**Work to complete:** Write out the entries below once more, exactly, with the pictures left out.

....

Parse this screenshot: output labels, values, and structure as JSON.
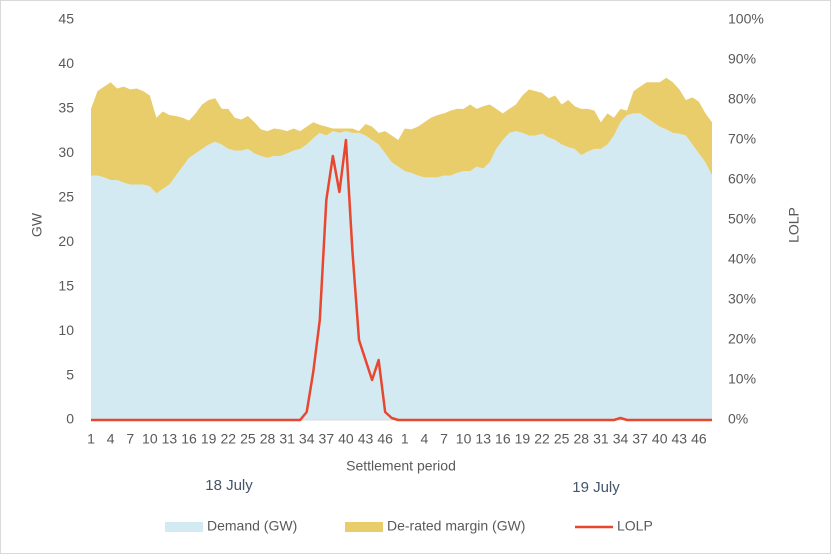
{
  "chart_data": {
    "type": "stacked-area-line",
    "x_label": "Settlement period",
    "y_label": "GW",
    "y2_label": "LOLP",
    "annotations": [
      "18 July",
      "19 July"
    ],
    "categories": [
      "1",
      null,
      null,
      "4",
      null,
      null,
      "7",
      null,
      null,
      "10",
      null,
      null,
      "13",
      null,
      null,
      "16",
      null,
      null,
      "19",
      null,
      null,
      "22",
      null,
      null,
      "25",
      null,
      null,
      "28",
      null,
      null,
      "31",
      null,
      null,
      "34",
      null,
      null,
      "37",
      null,
      null,
      "40",
      null,
      null,
      "43",
      null,
      null,
      "46",
      null,
      null,
      "1",
      null,
      null,
      "4",
      null,
      null,
      "7",
      null,
      null,
      "10",
      null,
      null,
      "13",
      null,
      null,
      "16",
      null,
      null,
      "19",
      null,
      null,
      "22",
      null,
      null,
      "25",
      null,
      null,
      "28",
      null,
      null,
      "31",
      null,
      null,
      "34",
      null,
      null,
      "37",
      null,
      null,
      "40",
      null,
      null,
      "43",
      null,
      null,
      "46",
      null,
      null
    ],
    "series": [
      {
        "name": "Demand (GW)",
        "color": "#d4eaf2",
        "kind": "area",
        "values": [
          27.5,
          27.5,
          27.3,
          27,
          27,
          26.7,
          26.5,
          26.5,
          26.5,
          26.3,
          25.5,
          26,
          26.5,
          27.5,
          28.5,
          29.5,
          30,
          30.5,
          31,
          31.3,
          31,
          30.5,
          30.3,
          30.3,
          30.5,
          30,
          29.7,
          29.5,
          29.7,
          29.7,
          30,
          30.3,
          30.5,
          31,
          31.7,
          32.3,
          32,
          32.5,
          32.3,
          32.5,
          32.3,
          32.3,
          32,
          31.5,
          31,
          30,
          29,
          28.5,
          28,
          27.8,
          27.5,
          27.3,
          27.3,
          27.3,
          27.5,
          27.5,
          27.8,
          28,
          28,
          28.5,
          28.3,
          29,
          30.5,
          31.5,
          32.3,
          32.5,
          32.3,
          32,
          32,
          32.2,
          31.8,
          31.5,
          31,
          30.7,
          30.5,
          29.8,
          30.2,
          30.5,
          30.5,
          31,
          32,
          33.5,
          34.3,
          34.5,
          34.5,
          34,
          33.5,
          33,
          32.7,
          32.3,
          32.2,
          32,
          31,
          30,
          29,
          27.5
        ]
      },
      {
        "name": "De-rated margin (GW)",
        "color": "#e9cd6b",
        "kind": "area",
        "values": [
          7.5,
          9.5,
          10.2,
          11,
          10.3,
          10.8,
          10.7,
          10.8,
          10.5,
          10.2,
          8.5,
          8.7,
          7.8,
          6.7,
          5.5,
          4.2,
          4.5,
          5,
          5,
          4.9,
          4,
          4.5,
          3.7,
          3.5,
          3.7,
          3.5,
          3,
          3,
          3.1,
          3,
          2.5,
          2.5,
          2,
          2,
          1.8,
          0.9,
          1,
          0.3,
          0.5,
          0.3,
          0.5,
          0.2,
          1.3,
          1.5,
          1.3,
          2.5,
          3,
          3,
          4.8,
          4.9,
          5.5,
          6.2,
          6.7,
          7,
          7,
          7.3,
          7.2,
          7,
          7.5,
          6.5,
          7,
          6.5,
          4.5,
          3,
          2.7,
          3,
          4.2,
          5.2,
          5,
          4.6,
          4.4,
          5,
          4.5,
          5.3,
          4.8,
          5.2,
          4.8,
          4.3,
          3,
          3.5,
          2,
          1.5,
          0.5,
          2.5,
          3,
          4,
          4.5,
          5,
          5.8,
          5.7,
          5,
          4,
          5.3,
          5.8,
          5.5,
          6
        ]
      },
      {
        "name": "LOLP",
        "color": "#e8472f",
        "kind": "line",
        "axis": "y2",
        "values": [
          0,
          0,
          0,
          0,
          0,
          0,
          0,
          0,
          0,
          0,
          0,
          0,
          0,
          0,
          0,
          0,
          0,
          0,
          0,
          0,
          0,
          0,
          0,
          0,
          0,
          0,
          0,
          0,
          0,
          0,
          0,
          0,
          0,
          2,
          12,
          25,
          55,
          66,
          57,
          70,
          42,
          20,
          15,
          10,
          15,
          2,
          0.5,
          0,
          0,
          0,
          0,
          0,
          0,
          0,
          0,
          0,
          0,
          0,
          0,
          0,
          0,
          0,
          0,
          0,
          0,
          0,
          0,
          0,
          0,
          0,
          0,
          0,
          0,
          0,
          0,
          0,
          0,
          0,
          0,
          0,
          0,
          0.5,
          0,
          0,
          0,
          0,
          0,
          0,
          0,
          0,
          0,
          0,
          0,
          0,
          0,
          0
        ]
      }
    ],
    "ylim": [
      0,
      45
    ],
    "yticks": [
      0,
      5,
      10,
      15,
      20,
      25,
      30,
      35,
      40,
      45
    ],
    "y2lim": [
      0,
      100
    ],
    "y2ticks": [
      {
        "value": 0,
        "label": "0%"
      },
      {
        "value": 10,
        "label": "10%"
      },
      {
        "value": 20,
        "label": "20%"
      },
      {
        "value": 30,
        "label": "30%"
      },
      {
        "value": 40,
        "label": "40%"
      },
      {
        "value": 50,
        "label": "50%"
      },
      {
        "value": 60,
        "label": "60%"
      },
      {
        "value": 70,
        "label": "70%"
      },
      {
        "value": 80,
        "label": "80%"
      },
      {
        "value": 90,
        "label": "90%"
      },
      {
        "value": 100,
        "label": "100%"
      }
    ],
    "legend": "bottom",
    "grid": false
  }
}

....

**Finished exercise:**
Parse this screenshot: output labels, values, and structure as JSON.
{
  "chart_data": {
    "type": "stacked-area-line",
    "x_label": "Settlement period",
    "y_label": "GW",
    "y2_label": "LOLP",
    "annotations": [
      "18 July",
      "19 July"
    ],
    "categories": [
      "1",
      null,
      null,
      "4",
      null,
      null,
      "7",
      null,
      null,
      "10",
      null,
      null,
      "13",
      null,
      null,
      "16",
      null,
      null,
      "19",
      null,
      null,
      "22",
      null,
      null,
      "25",
      null,
      null,
      "28",
      null,
      null,
      "31",
      null,
      null,
      "34",
      null,
      null,
      "37",
      null,
      null,
      "40",
      null,
      null,
      "43",
      null,
      null,
      "46",
      null,
      null,
      "1",
      null,
      null,
      "4",
      null,
      null,
      "7",
      null,
      null,
      "10",
      null,
      null,
      "13",
      null,
      null,
      "16",
      null,
      null,
      "19",
      null,
      null,
      "22",
      null,
      null,
      "25",
      null,
      null,
      "28",
      null,
      null,
      "31",
      null,
      null,
      "34",
      null,
      null,
      "37",
      null,
      null,
      "40",
      null,
      null,
      "43",
      null,
      null,
      "46",
      null,
      null
    ],
    "series": [
      {
        "name": "Demand (GW)",
        "color": "#d4eaf2",
        "kind": "area",
        "values": [
          27.5,
          27.5,
          27.3,
          27,
          27,
          26.7,
          26.5,
          26.5,
          26.5,
          26.3,
          25.5,
          26,
          26.5,
          27.5,
          28.5,
          29.5,
          30,
          30.5,
          31,
          31.3,
          31,
          30.5,
          30.3,
          30.3,
          30.5,
          30,
          29.7,
          29.5,
          29.7,
          29.7,
          30,
          30.3,
          30.5,
          31,
          31.7,
          32.3,
          32,
          32.5,
          32.3,
          32.5,
          32.3,
          32.3,
          32,
          31.5,
          31,
          30,
          29,
          28.5,
          28,
          27.8,
          27.5,
          27.3,
          27.3,
          27.3,
          27.5,
          27.5,
          27.8,
          28,
          28,
          28.5,
          28.3,
          29,
          30.5,
          31.5,
          32.3,
          32.5,
          32.3,
          32,
          32,
          32.2,
          31.8,
          31.5,
          31,
          30.7,
          30.5,
          29.8,
          30.2,
          30.5,
          30.5,
          31,
          32,
          33.5,
          34.3,
          34.5,
          34.5,
          34,
          33.5,
          33,
          32.7,
          32.3,
          32.2,
          32,
          31,
          30,
          29,
          27.5
        ]
      },
      {
        "name": "De-rated margin (GW)",
        "color": "#e9cd6b",
        "kind": "area",
        "values": [
          7.5,
          9.5,
          10.2,
          11,
          10.3,
          10.8,
          10.7,
          10.8,
          10.5,
          10.2,
          8.5,
          8.7,
          7.8,
          6.7,
          5.5,
          4.2,
          4.5,
          5,
          5,
          4.9,
          4,
          4.5,
          3.7,
          3.5,
          3.7,
          3.5,
          3,
          3,
          3.1,
          3,
          2.5,
          2.5,
          2,
          2,
          1.8,
          0.9,
          1,
          0.3,
          0.5,
          0.3,
          0.5,
          0.2,
          1.3,
          1.5,
          1.3,
          2.5,
          3,
          3,
          4.8,
          4.9,
          5.5,
          6.2,
          6.7,
          7,
          7,
          7.3,
          7.2,
          7,
          7.5,
          6.5,
          7,
          6.5,
          4.5,
          3,
          2.7,
          3,
          4.2,
          5.2,
          5,
          4.6,
          4.4,
          5,
          4.5,
          5.3,
          4.8,
          5.2,
          4.8,
          4.3,
          3,
          3.5,
          2,
          1.5,
          0.5,
          2.5,
          3,
          4,
          4.5,
          5,
          5.8,
          5.7,
          5,
          4,
          5.3,
          5.8,
          5.5,
          6
        ]
      },
      {
        "name": "LOLP",
        "color": "#e8472f",
        "kind": "line",
        "axis": "y2",
        "values": [
          0,
          0,
          0,
          0,
          0,
          0,
          0,
          0,
          0,
          0,
          0,
          0,
          0,
          0,
          0,
          0,
          0,
          0,
          0,
          0,
          0,
          0,
          0,
          0,
          0,
          0,
          0,
          0,
          0,
          0,
          0,
          0,
          0,
          2,
          12,
          25,
          55,
          66,
          57,
          70,
          42,
          20,
          15,
          10,
          15,
          2,
          0.5,
          0,
          0,
          0,
          0,
          0,
          0,
          0,
          0,
          0,
          0,
          0,
          0,
          0,
          0,
          0,
          0,
          0,
          0,
          0,
          0,
          0,
          0,
          0,
          0,
          0,
          0,
          0,
          0,
          0,
          0,
          0,
          0,
          0,
          0,
          0.5,
          0,
          0,
          0,
          0,
          0,
          0,
          0,
          0,
          0,
          0,
          0,
          0,
          0,
          0
        ]
      }
    ],
    "ylim": [
      0,
      45
    ],
    "yticks": [
      0,
      5,
      10,
      15,
      20,
      25,
      30,
      35,
      40,
      45
    ],
    "y2lim": [
      0,
      100
    ],
    "y2ticks": [
      {
        "value": 0,
        "label": "0%"
      },
      {
        "value": 10,
        "label": "10%"
      },
      {
        "value": 20,
        "label": "20%"
      },
      {
        "value": 30,
        "label": "30%"
      },
      {
        "value": 40,
        "label": "40%"
      },
      {
        "value": 50,
        "label": "50%"
      },
      {
        "value": 60,
        "label": "60%"
      },
      {
        "value": 70,
        "label": "70%"
      },
      {
        "value": 80,
        "label": "80%"
      },
      {
        "value": 90,
        "label": "90%"
      },
      {
        "value": 100,
        "label": "100%"
      }
    ],
    "legend": "bottom",
    "grid": false
  }
}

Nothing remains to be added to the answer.